● **Exercise instructions**
Extract each line of the material that follows exactly and omit its pictures.

● **Records for the task**

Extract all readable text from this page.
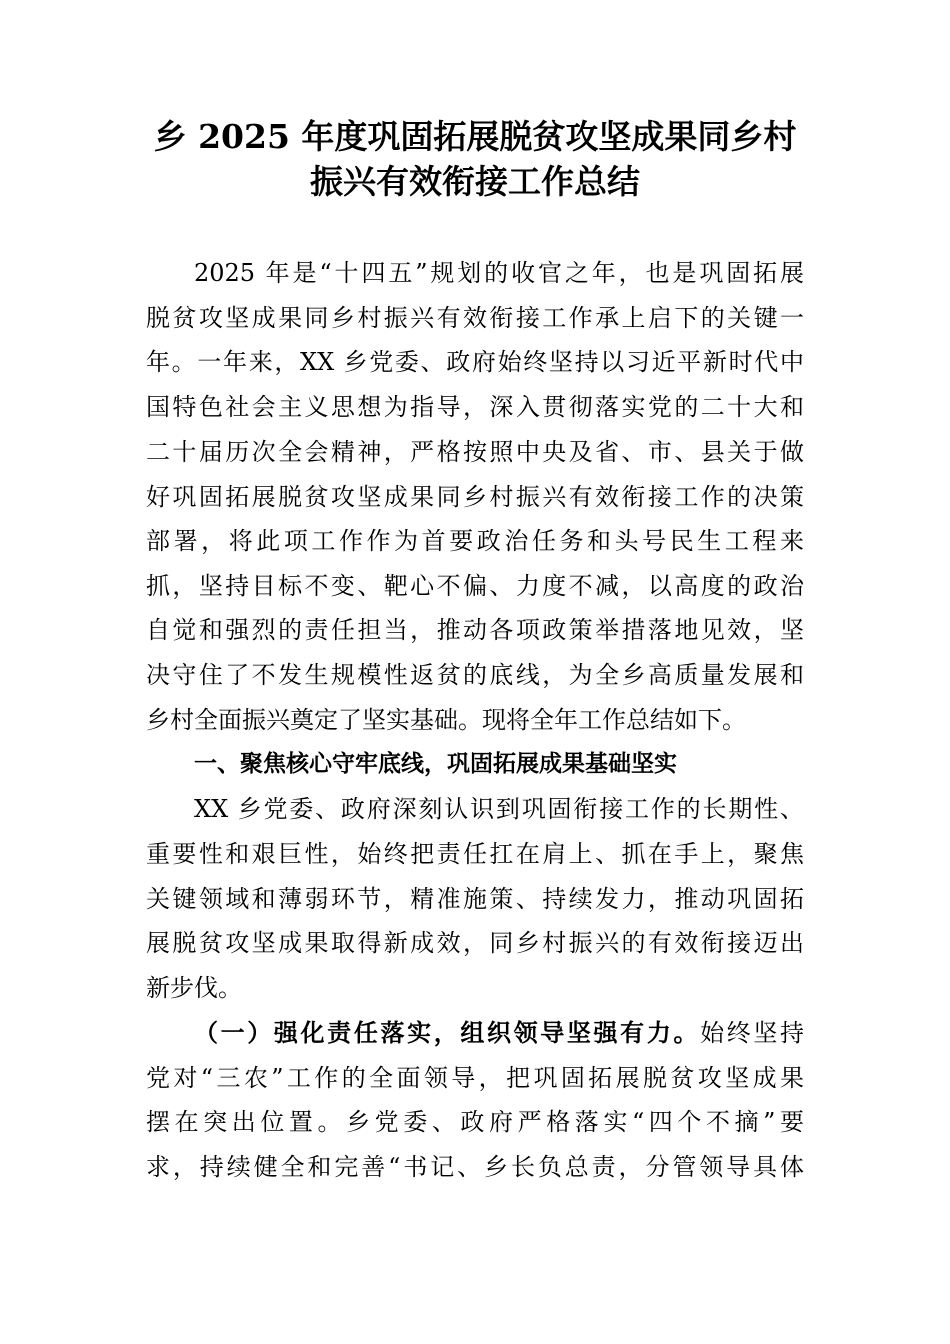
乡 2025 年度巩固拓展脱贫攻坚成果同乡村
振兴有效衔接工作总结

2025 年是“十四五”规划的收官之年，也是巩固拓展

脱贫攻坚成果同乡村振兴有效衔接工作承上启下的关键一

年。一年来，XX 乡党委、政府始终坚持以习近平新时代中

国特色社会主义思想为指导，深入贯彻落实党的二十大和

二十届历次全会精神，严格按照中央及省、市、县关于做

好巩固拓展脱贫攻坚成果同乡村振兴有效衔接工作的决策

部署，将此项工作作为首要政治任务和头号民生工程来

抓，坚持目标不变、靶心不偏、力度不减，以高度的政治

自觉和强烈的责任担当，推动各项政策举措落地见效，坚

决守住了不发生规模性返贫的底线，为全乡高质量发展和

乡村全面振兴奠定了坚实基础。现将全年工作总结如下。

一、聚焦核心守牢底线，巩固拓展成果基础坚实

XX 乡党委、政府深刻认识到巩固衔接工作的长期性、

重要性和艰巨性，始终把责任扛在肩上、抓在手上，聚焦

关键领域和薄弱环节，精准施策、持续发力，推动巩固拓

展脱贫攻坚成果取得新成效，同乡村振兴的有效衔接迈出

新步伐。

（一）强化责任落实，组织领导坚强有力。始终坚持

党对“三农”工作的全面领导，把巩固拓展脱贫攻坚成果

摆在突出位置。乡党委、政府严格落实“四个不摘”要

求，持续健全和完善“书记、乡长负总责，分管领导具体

● **The response**
Extract all readable text from this page.
乡 2025 年度巩固拓展脱贫攻坚成果同乡村
振兴有效衔接工作总结

2025 年是“十四五”规划的收官之年，也是巩固拓展

脱贫攻坚成果同乡村振兴有效衔接工作承上启下的关键一

年。一年来，XX 乡党委、政府始终坚持以习近平新时代中

国特色社会主义思想为指导，深入贯彻落实党的二十大和

二十届历次全会精神，严格按照中央及省、市、县关于做

好巩固拓展脱贫攻坚成果同乡村振兴有效衔接工作的决策

部署，将此项工作作为首要政治任务和头号民生工程来

抓，坚持目标不变、靶心不偏、力度不减，以高度的政治

自觉和强烈的责任担当，推动各项政策举措落地见效，坚

决守住了不发生规模性返贫的底线，为全乡高质量发展和

乡村全面振兴奠定了坚实基础。现将全年工作总结如下。

一、聚焦核心守牢底线，巩固拓展成果基础坚实

XX 乡党委、政府深刻认识到巩固衔接工作的长期性、

重要性和艰巨性，始终把责任扛在肩上、抓在手上，聚焦

关键领域和薄弱环节，精准施策、持续发力，推动巩固拓

展脱贫攻坚成果取得新成效，同乡村振兴的有效衔接迈出

新步伐。

（一）强化责任落实，组织领导坚强有力。始终坚持

党对“三农”工作的全面领导，把巩固拓展脱贫攻坚成果

摆在突出位置。乡党委、政府严格落实“四个不摘”要

求，持续健全和完善“书记、乡长负总责，分管领导具体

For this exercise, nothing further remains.